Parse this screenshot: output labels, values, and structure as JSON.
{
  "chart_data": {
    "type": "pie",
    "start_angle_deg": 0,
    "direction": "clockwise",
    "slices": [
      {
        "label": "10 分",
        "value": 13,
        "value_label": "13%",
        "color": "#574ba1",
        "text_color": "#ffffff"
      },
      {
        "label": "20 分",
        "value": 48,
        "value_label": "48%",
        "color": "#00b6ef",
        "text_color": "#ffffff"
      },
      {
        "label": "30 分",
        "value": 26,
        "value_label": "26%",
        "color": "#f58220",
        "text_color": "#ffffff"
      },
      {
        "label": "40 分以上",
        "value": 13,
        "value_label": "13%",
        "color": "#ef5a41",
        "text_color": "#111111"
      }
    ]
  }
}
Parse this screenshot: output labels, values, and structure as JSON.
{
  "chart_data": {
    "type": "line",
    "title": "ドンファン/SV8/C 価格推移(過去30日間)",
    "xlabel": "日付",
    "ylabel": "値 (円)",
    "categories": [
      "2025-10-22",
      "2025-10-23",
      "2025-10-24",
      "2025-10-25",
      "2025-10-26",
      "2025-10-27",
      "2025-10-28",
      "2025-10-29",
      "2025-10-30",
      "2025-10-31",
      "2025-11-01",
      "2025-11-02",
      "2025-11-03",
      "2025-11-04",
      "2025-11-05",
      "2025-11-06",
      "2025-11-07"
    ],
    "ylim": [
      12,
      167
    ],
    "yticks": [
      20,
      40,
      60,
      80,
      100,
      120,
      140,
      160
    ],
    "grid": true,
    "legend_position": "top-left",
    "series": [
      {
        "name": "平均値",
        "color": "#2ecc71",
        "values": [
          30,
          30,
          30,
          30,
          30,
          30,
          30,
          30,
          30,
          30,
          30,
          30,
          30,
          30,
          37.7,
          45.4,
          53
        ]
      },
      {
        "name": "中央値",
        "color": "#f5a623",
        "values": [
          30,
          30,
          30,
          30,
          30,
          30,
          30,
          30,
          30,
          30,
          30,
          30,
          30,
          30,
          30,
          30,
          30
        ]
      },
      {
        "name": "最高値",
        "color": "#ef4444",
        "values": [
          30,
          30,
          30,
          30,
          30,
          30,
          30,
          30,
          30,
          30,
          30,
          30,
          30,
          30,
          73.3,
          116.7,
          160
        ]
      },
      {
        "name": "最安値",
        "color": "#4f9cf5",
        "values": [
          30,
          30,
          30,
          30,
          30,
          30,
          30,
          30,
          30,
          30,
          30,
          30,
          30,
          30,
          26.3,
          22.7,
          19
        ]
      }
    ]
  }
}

####

◆ Given instruction
Repeat the entries exactly, all of them.

◆ Expected output
Parse this screenshot: output labels, values, and structure as JSON.
{
  "chart_data": {
    "type": "pie",
    "start_angle_deg": 0,
    "direction": "clockwise",
    "slices": [
      {
        "label": "10 分",
        "value": 13,
        "value_label": "13%",
        "color": "#574ba1",
        "text_color": "#ffffff"
      },
      {
        "label": "20 分",
        "value": 48,
        "value_label": "48%",
        "color": "#00b6ef",
        "text_color": "#ffffff"
      },
      {
        "label": "30 分",
        "value": 26,
        "value_label": "26%",
        "color": "#f58220",
        "text_color": "#ffffff"
      },
      {
        "label": "40 分以上",
        "value": 13,
        "value_label": "13%",
        "color": "#ef5a41",
        "text_color": "#111111"
      }
    ]
  }
}
Parse this screenshot: output labels, values, and structure as JSON.
{
  "chart_data": {
    "type": "line",
    "title": "ドンファン/SV8/C 価格推移(過去30日間)",
    "xlabel": "日付",
    "ylabel": "値 (円)",
    "categories": [
      "2025-10-22",
      "2025-10-23",
      "2025-10-24",
      "2025-10-25",
      "2025-10-26",
      "2025-10-27",
      "2025-10-28",
      "2025-10-29",
      "2025-10-30",
      "2025-10-31",
      "2025-11-01",
      "2025-11-02",
      "2025-11-03",
      "2025-11-04",
      "2025-11-05",
      "2025-11-06",
      "2025-11-07"
    ],
    "ylim": [
      12,
      167
    ],
    "yticks": [
      20,
      40,
      60,
      80,
      100,
      120,
      140,
      160
    ],
    "grid": true,
    "legend_position": "top-left",
    "series": [
      {
        "name": "平均値",
        "color": "#2ecc71",
        "values": [
          30,
          30,
          30,
          30,
          30,
          30,
          30,
          30,
          30,
          30,
          30,
          30,
          30,
          30,
          37.7,
          45.4,
          53
        ]
      },
      {
        "name": "中央値",
        "color": "#f5a623",
        "values": [
          30,
          30,
          30,
          30,
          30,
          30,
          30,
          30,
          30,
          30,
          30,
          30,
          30,
          30,
          30,
          30,
          30
        ]
      },
      {
        "name": "最高値",
        "color": "#ef4444",
        "values": [
          30,
          30,
          30,
          30,
          30,
          30,
          30,
          30,
          30,
          30,
          30,
          30,
          30,
          30,
          73.3,
          116.7,
          160
        ]
      },
      {
        "name": "最安値",
        "color": "#4f9cf5",
        "values": [
          30,
          30,
          30,
          30,
          30,
          30,
          30,
          30,
          30,
          30,
          30,
          30,
          30,
          30,
          26.3,
          22.7,
          19
        ]
      }
    ]
  }
}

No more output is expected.